*** SOURCE RECORDS

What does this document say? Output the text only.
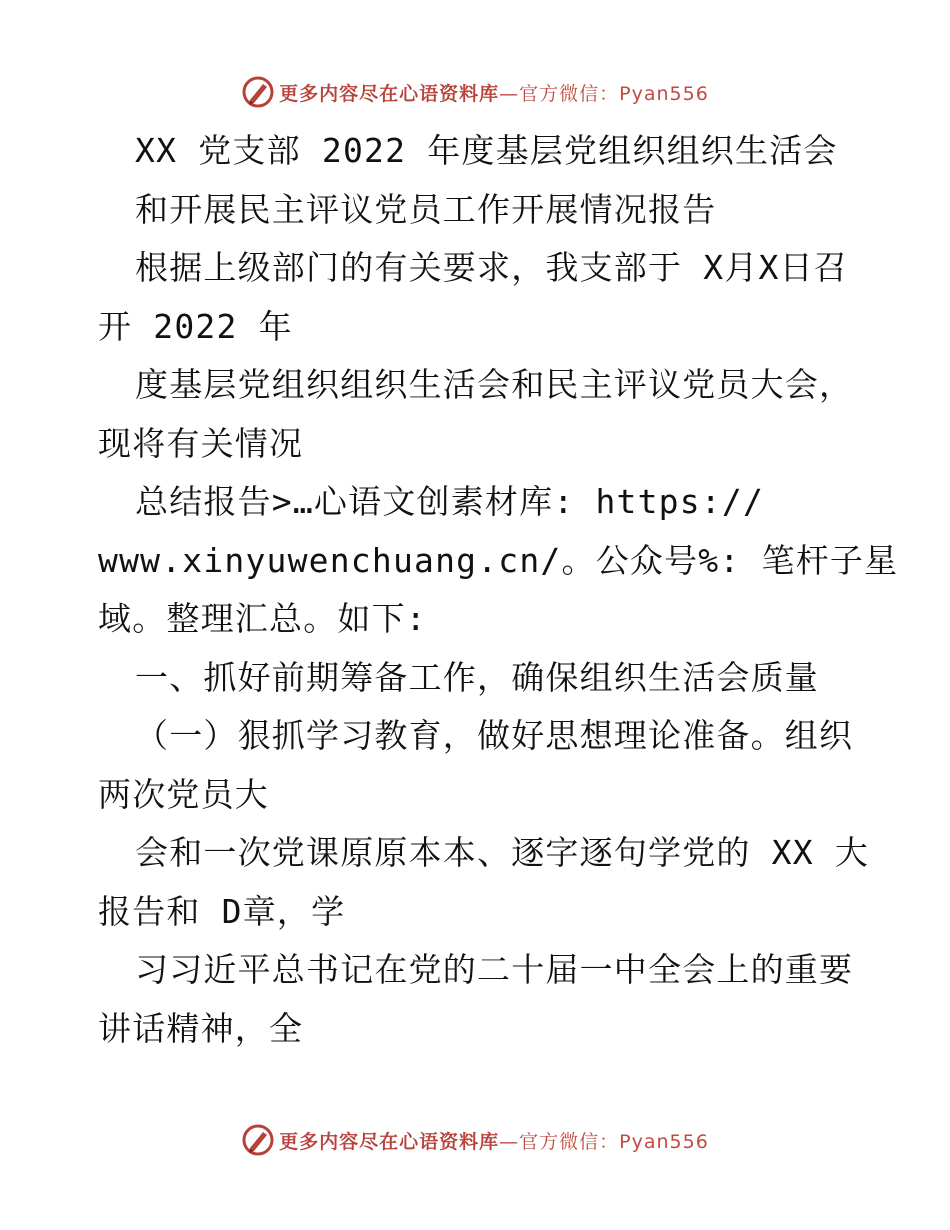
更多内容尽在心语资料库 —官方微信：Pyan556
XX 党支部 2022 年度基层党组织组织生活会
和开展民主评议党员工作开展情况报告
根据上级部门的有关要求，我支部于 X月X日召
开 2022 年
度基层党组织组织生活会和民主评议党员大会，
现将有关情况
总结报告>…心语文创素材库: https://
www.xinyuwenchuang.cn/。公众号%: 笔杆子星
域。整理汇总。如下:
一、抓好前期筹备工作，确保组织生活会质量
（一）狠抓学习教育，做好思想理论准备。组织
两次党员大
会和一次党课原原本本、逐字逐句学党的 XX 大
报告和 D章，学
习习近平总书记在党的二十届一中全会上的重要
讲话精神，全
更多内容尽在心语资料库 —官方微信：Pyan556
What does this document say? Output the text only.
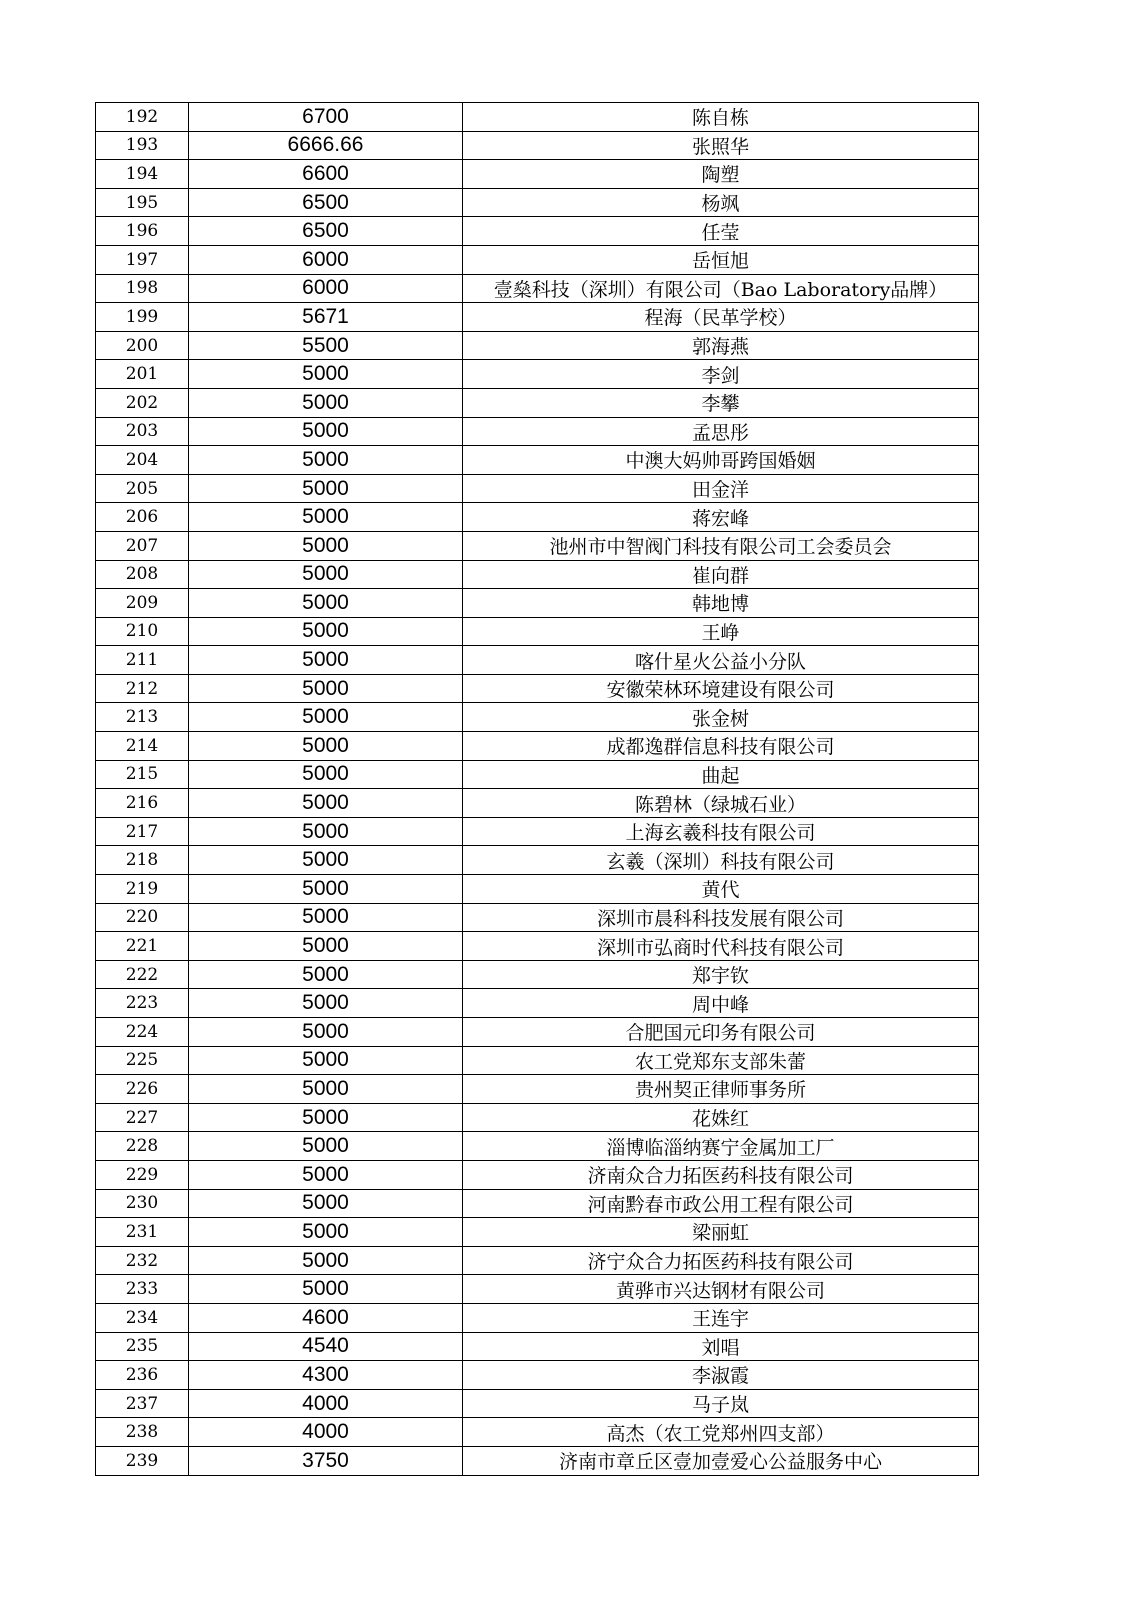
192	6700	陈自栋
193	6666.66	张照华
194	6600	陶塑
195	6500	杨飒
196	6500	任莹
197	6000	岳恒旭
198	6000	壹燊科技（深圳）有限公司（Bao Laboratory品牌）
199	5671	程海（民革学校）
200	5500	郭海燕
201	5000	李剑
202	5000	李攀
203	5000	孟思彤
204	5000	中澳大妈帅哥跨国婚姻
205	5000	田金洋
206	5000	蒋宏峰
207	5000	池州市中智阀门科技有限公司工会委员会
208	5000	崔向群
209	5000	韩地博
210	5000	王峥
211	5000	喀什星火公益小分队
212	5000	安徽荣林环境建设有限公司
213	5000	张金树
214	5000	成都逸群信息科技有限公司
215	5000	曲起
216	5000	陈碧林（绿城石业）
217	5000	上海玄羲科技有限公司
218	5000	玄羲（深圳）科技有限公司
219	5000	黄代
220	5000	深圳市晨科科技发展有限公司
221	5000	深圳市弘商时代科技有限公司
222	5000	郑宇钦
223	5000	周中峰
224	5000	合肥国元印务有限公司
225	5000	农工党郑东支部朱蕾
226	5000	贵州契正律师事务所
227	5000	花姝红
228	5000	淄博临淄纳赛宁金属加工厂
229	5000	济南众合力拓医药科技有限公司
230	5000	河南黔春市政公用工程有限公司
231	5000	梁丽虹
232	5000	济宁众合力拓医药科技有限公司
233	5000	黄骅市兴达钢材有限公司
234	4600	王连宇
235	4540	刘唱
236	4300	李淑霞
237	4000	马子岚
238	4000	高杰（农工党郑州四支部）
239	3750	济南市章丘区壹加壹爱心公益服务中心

******
*** SOURCE RECORDS

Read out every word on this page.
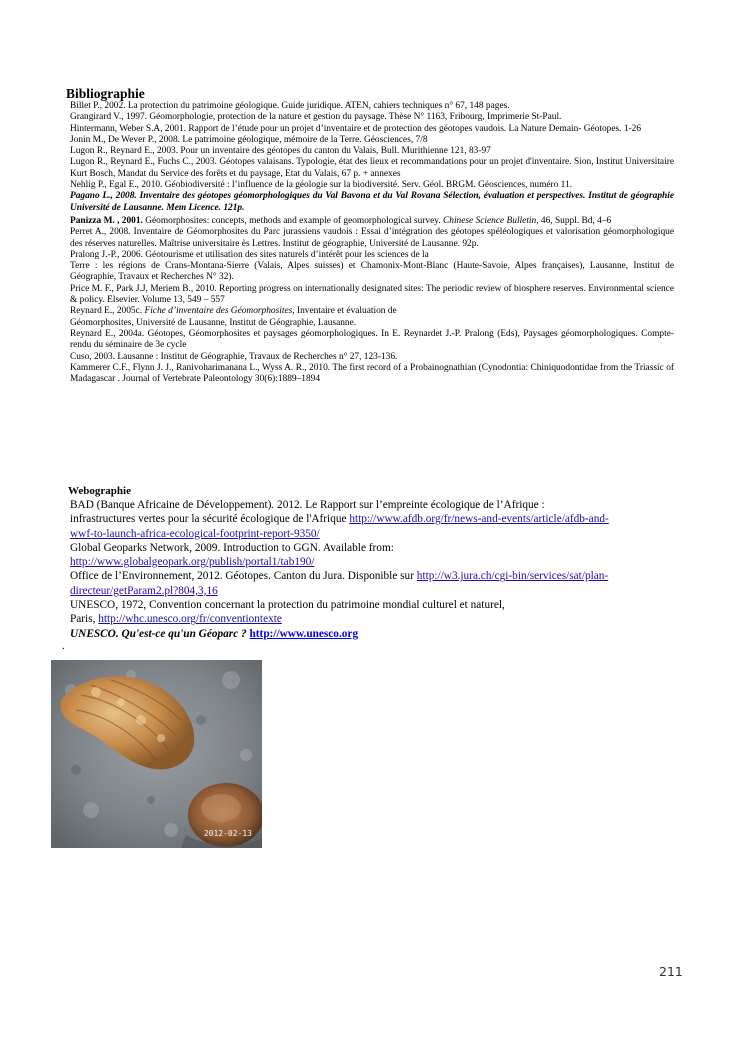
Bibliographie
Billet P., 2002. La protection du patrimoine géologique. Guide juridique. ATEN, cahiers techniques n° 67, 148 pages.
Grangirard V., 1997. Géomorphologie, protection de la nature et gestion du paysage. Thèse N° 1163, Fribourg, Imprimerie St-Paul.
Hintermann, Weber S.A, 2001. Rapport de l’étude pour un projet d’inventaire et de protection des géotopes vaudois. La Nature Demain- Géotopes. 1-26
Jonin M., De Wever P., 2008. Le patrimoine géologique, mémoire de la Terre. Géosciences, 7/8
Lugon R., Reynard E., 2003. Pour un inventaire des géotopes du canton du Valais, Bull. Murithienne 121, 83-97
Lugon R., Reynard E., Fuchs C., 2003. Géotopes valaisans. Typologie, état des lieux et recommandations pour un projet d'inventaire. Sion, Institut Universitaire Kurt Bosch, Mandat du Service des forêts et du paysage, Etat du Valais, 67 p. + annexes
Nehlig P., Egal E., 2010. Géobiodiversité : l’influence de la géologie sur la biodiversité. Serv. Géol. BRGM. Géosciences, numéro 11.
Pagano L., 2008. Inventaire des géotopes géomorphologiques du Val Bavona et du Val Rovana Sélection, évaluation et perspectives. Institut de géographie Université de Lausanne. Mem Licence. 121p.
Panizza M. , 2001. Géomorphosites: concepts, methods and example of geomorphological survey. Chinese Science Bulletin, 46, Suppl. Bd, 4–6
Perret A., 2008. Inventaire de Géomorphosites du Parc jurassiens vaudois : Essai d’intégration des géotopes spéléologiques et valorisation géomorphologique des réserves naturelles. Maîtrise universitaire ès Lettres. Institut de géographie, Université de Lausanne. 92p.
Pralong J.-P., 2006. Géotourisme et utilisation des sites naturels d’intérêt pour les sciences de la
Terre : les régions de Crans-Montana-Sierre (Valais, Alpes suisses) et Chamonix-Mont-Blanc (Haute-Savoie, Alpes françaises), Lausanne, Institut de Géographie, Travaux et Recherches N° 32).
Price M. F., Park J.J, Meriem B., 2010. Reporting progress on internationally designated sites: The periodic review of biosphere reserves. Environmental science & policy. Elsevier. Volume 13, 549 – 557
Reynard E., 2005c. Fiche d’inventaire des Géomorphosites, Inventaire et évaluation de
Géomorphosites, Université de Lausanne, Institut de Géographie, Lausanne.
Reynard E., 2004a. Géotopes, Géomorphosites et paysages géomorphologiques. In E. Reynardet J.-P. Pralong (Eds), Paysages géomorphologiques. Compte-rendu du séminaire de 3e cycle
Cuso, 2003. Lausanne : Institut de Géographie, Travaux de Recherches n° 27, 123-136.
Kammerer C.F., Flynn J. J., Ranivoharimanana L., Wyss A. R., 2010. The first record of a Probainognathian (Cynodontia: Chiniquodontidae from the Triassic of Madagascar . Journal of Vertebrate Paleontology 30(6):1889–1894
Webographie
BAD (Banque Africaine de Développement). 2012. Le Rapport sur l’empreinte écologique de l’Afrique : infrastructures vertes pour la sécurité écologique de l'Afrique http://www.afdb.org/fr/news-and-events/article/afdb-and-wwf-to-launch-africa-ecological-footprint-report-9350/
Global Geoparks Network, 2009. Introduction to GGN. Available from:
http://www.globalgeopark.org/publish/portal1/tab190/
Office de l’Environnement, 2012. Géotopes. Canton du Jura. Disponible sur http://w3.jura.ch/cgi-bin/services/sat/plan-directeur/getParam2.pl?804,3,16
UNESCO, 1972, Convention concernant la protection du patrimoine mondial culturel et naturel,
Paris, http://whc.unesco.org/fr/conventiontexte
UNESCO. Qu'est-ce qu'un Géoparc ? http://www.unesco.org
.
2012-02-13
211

******

◆ **WHAT NEEDS TO BE DONE**: In the entries above, identify each line that includes the string "évaluation", then copy it.

◆ **RESPONSE BELOW**:
Pagano L., 2008. Inventaire des géotopes géomorphologiques du Val Bavona et du Val Rovana Sélection, évaluation et perspectives. Institut de géographie Université de Lausanne. Mem Licence. 121p.
Reynard E., 2005c. Fiche d’inventaire des Géomorphosites, Inventaire et évaluation de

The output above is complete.